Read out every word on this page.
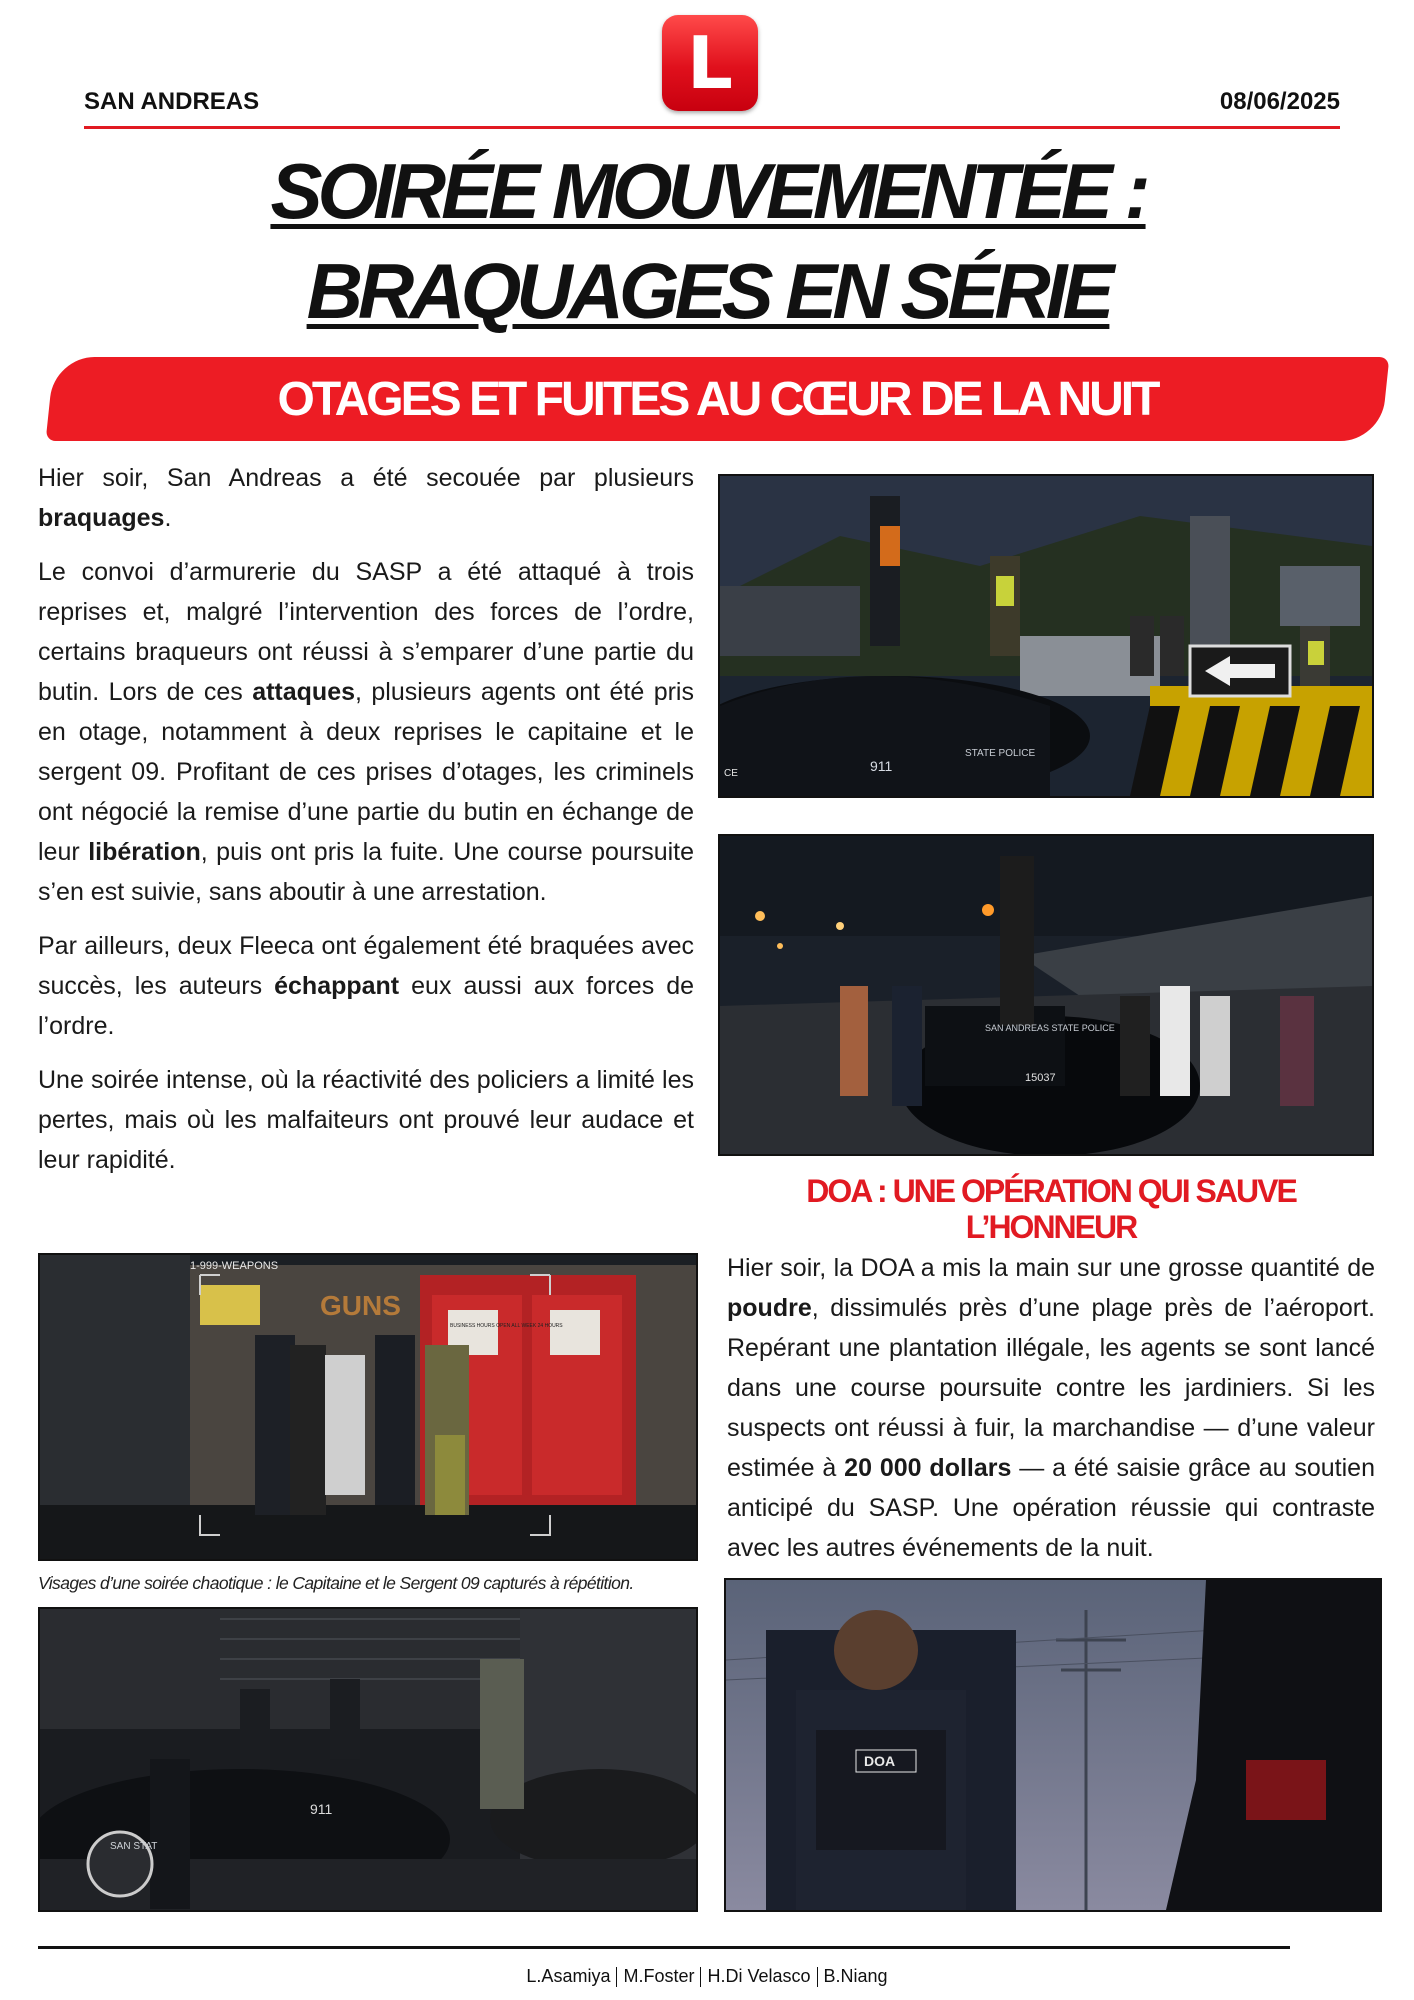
L
SAN ANDREAS	08/06/2025
SOIRÉE MOUVEMENTÉE :
BRAQUAGES EN SÉRIE
OTAGES ET FUITES AU CŒUR DE LA NUIT
Hier soir, San Andreas a été secouée par plusieurs braquages.
Le convoi d’armurerie du SASP a été attaqué à trois reprises et, malgré l’intervention des forces de l’ordre, certains braqueurs ont réussi à s’emparer d’une partie du butin. Lors de ces attaques, plusieurs agents ont été pris en otage, notamment à deux reprises le capitaine et le sergent 09. Profitant de ces prises d’otages, les criminels ont négocié la remise d’une partie du butin en échange de leur libération, puis ont pris la fuite. Une course poursuite s’en est suivie, sans aboutir à une arrestation.
Par ailleurs, deux Fleeca ont également été braquées avec succès, les auteurs échappant eux aussi aux forces de l’ordre.
Une soirée intense, où la réactivité des policiers a limité les pertes, mais où les malfaiteurs ont prouvé leur audace et leur rapidité.
DOA : UNE OPÉRATION QUI SAUVE
L’HONNEUR
Hier soir, la DOA a mis la main sur une grosse quantité de poudre, dissimulés près d’une plage près de l’aéroport. Repérant une plantation illégale, les agents se sont lancé dans une course poursuite contre les jardiniers. Si les suspects ont réussi à fuir, la marchandise — d’une valeur estimée à 20 000 dollars — a été saisie grâce au soutien anticipé du SASP. Une opération réussie qui contraste avec les autres événements de la nuit.
Visages d’une soirée chaotique : le Capitaine et le Sergent 09 capturés à répétition.
911
STATE POLICE
CE
SAN ANDREAS STATE POLICE
15037
BUSINESS HOURS OPEN ALL WEEK 24 HOURS
1-999-WEAPONS
GUNS
911
SAN STAT
DOA
L.Asamiya M.Foster H.Di Velasco B.Niang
----
**Short problem:** Copy out each line of the data where the string "STATE" appears.

**The solution:**
STATE POLICE
SAN ANDREAS STATE POLICE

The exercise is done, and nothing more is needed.